▶ Data for this exercise:
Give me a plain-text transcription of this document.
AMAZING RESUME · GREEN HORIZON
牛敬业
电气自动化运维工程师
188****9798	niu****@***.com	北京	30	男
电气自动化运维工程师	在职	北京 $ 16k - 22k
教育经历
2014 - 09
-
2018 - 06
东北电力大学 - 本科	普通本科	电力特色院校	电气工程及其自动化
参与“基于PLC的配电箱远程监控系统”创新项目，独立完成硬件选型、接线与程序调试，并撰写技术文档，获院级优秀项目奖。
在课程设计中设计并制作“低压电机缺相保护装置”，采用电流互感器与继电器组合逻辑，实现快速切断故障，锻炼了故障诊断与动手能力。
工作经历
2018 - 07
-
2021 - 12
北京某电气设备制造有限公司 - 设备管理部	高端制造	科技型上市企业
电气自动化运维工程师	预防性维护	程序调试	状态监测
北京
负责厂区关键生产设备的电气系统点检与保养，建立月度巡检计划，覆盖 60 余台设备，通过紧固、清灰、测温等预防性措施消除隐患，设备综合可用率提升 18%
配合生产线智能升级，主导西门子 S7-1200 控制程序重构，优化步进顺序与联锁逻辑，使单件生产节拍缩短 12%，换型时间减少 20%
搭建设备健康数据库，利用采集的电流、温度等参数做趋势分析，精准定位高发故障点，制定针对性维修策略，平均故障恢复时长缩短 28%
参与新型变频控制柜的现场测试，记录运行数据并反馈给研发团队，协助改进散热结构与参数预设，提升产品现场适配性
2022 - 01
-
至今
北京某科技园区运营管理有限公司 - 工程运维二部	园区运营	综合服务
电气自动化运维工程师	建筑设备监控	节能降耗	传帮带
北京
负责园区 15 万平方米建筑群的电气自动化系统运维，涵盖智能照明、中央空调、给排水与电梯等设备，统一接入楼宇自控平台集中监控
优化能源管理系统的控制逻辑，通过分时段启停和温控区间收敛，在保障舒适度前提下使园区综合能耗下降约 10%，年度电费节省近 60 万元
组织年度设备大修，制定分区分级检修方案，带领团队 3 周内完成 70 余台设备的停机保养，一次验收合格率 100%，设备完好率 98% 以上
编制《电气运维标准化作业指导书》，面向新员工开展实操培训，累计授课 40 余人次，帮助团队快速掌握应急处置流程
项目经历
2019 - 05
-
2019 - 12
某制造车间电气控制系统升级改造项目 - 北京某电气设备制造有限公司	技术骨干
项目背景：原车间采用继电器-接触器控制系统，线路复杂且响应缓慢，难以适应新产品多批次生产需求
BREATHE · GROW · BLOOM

▶ What to produce: Each line of the material should be echoed exactly.

▶ Task response:
Give me a plain-text transcription of this document.
AMAZING RESUME · GREEN HORIZON
牛敬业
电气自动化运维工程师
188****9798	niu****@***.com	北京	30	男
电气自动化运维工程师	在职	北京 $ 16k - 22k
教育经历
2014 - 09
-
2018 - 06
东北电力大学 - 本科	普通本科	电力特色院校	电气工程及其自动化
参与“基于PLC的配电箱远程监控系统”创新项目，独立完成硬件选型、接线与程序调试，并撰写技术文档，获院级优秀项目奖。
在课程设计中设计并制作“低压电机缺相保护装置”，采用电流互感器与继电器组合逻辑，实现快速切断故障，锻炼了故障诊断与动手能力。
工作经历
2018 - 07
-
2021 - 12
北京某电气设备制造有限公司 - 设备管理部	高端制造	科技型上市企业
电气自动化运维工程师	预防性维护	程序调试	状态监测
北京
负责厂区关键生产设备的电气系统点检与保养，建立月度巡检计划，覆盖 60 余台设备，通过紧固、清灰、测温等预防性措施消除隐患，设备综合可用率提升 18%
配合生产线智能升级，主导西门子 S7-1200 控制程序重构，优化步进顺序与联锁逻辑，使单件生产节拍缩短 12%，换型时间减少 20%
搭建设备健康数据库，利用采集的电流、温度等参数做趋势分析，精准定位高发故障点，制定针对性维修策略，平均故障恢复时长缩短 28%
参与新型变频控制柜的现场测试，记录运行数据并反馈给研发团队，协助改进散热结构与参数预设，提升产品现场适配性
2022 - 01
-
至今
北京某科技园区运营管理有限公司 - 工程运维二部	园区运营	综合服务
电气自动化运维工程师	建筑设备监控	节能降耗	传帮带
北京
负责园区 15 万平方米建筑群的电气自动化系统运维，涵盖智能照明、中央空调、给排水与电梯等设备，统一接入楼宇自控平台集中监控
优化能源管理系统的控制逻辑，通过分时段启停和温控区间收敛，在保障舒适度前提下使园区综合能耗下降约 10%，年度电费节省近 60 万元
组织年度设备大修，制定分区分级检修方案，带领团队 3 周内完成 70 余台设备的停机保养，一次验收合格率 100%，设备完好率 98% 以上
编制《电气运维标准化作业指导书》，面向新员工开展实操培训，累计授课 40 余人次，帮助团队快速掌握应急处置流程
项目经历
2019 - 05
-
2019 - 12
某制造车间电气控制系统升级改造项目 - 北京某电气设备制造有限公司	技术骨干
项目背景：原车间采用继电器-接触器控制系统，线路复杂且响应缓慢，难以适应新产品多批次生产需求
BREATHE · GROW · BLOOM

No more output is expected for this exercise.